▸ **YOUR INSTRUCTIONS**: Go through the records underneath and write each one out again exactly.

++++ THE RECORDS ++++

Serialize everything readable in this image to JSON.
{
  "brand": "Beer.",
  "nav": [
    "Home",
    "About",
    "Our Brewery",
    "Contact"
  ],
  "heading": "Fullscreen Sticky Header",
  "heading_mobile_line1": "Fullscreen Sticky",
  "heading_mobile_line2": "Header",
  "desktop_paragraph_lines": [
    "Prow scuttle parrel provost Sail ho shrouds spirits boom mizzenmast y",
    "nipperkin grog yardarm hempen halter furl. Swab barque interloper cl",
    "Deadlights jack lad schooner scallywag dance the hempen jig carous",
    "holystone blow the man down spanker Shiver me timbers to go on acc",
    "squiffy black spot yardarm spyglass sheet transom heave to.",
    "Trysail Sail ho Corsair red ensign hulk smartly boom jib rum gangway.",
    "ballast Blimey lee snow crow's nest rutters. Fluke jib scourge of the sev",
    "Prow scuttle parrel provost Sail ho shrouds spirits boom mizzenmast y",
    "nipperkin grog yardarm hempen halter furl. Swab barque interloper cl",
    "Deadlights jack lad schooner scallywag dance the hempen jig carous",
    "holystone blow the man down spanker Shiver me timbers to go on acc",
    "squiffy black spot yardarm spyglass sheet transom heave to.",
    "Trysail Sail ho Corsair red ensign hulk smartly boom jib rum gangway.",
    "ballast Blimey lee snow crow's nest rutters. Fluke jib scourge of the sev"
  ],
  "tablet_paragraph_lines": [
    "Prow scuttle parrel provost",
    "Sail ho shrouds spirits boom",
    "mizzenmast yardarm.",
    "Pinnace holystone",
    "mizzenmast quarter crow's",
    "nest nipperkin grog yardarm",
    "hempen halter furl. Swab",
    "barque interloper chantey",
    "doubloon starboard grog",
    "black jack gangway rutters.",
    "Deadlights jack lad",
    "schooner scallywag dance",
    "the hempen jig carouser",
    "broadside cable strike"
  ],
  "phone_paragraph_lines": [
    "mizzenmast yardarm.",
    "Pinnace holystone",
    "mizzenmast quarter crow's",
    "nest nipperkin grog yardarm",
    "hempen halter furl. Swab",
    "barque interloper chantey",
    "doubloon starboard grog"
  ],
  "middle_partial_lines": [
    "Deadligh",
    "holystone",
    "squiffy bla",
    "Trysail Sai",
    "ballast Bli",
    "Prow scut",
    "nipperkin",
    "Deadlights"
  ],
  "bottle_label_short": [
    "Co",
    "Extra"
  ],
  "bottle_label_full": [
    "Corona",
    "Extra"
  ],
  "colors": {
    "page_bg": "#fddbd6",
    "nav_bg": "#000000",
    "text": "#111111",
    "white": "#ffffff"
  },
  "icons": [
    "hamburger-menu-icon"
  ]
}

++++

▸ **SOLUTION TO THIS EXERCISE**:
Serialize everything readable in this image to JSON.
{
  "brand": "Beer.",
  "nav": [
    "Home",
    "About",
    "Our Brewery",
    "Contact"
  ],
  "heading": "Fullscreen Sticky Header",
  "heading_mobile_line1": "Fullscreen Sticky",
  "heading_mobile_line2": "Header",
  "desktop_paragraph_lines": [
    "Prow scuttle parrel provost Sail ho shrouds spirits boom mizzenmast y",
    "nipperkin grog yardarm hempen halter furl. Swab barque interloper cl",
    "Deadlights jack lad schooner scallywag dance the hempen jig carous",
    "holystone blow the man down spanker Shiver me timbers to go on acc",
    "squiffy black spot yardarm spyglass sheet transom heave to.",
    "Trysail Sail ho Corsair red ensign hulk smartly boom jib rum gangway.",
    "ballast Blimey lee snow crow's nest rutters. Fluke jib scourge of the sev",
    "Prow scuttle parrel provost Sail ho shrouds spirits boom mizzenmast y",
    "nipperkin grog yardarm hempen halter furl. Swab barque interloper cl",
    "Deadlights jack lad schooner scallywag dance the hempen jig carous",
    "holystone blow the man down spanker Shiver me timbers to go on acc",
    "squiffy black spot yardarm spyglass sheet transom heave to.",
    "Trysail Sail ho Corsair red ensign hulk smartly boom jib rum gangway.",
    "ballast Blimey lee snow crow's nest rutters. Fluke jib scourge of the sev"
  ],
  "tablet_paragraph_lines": [
    "Prow scuttle parrel provost",
    "Sail ho shrouds spirits boom",
    "mizzenmast yardarm.",
    "Pinnace holystone",
    "mizzenmast quarter crow's",
    "nest nipperkin grog yardarm",
    "hempen halter furl. Swab",
    "barque interloper chantey",
    "doubloon starboard grog",
    "black jack gangway rutters.",
    "Deadlights jack lad",
    "schooner scallywag dance",
    "the hempen jig carouser",
    "broadside cable strike"
  ],
  "phone_paragraph_lines": [
    "mizzenmast yardarm.",
    "Pinnace holystone",
    "mizzenmast quarter crow's",
    "nest nipperkin grog yardarm",
    "hempen halter furl. Swab",
    "barque interloper chantey",
    "doubloon starboard grog"
  ],
  "middle_partial_lines": [
    "Deadligh",
    "holystone",
    "squiffy bla",
    "Trysail Sai",
    "ballast Bli",
    "Prow scut",
    "nipperkin",
    "Deadlights"
  ],
  "bottle_label_short": [
    "Co",
    "Extra"
  ],
  "bottle_label_full": [
    "Corona",
    "Extra"
  ],
  "colors": {
    "page_bg": "#fddbd6",
    "nav_bg": "#000000",
    "text": "#111111",
    "white": "#ffffff"
  },
  "icons": [
    "hamburger-menu-icon"
  ]
}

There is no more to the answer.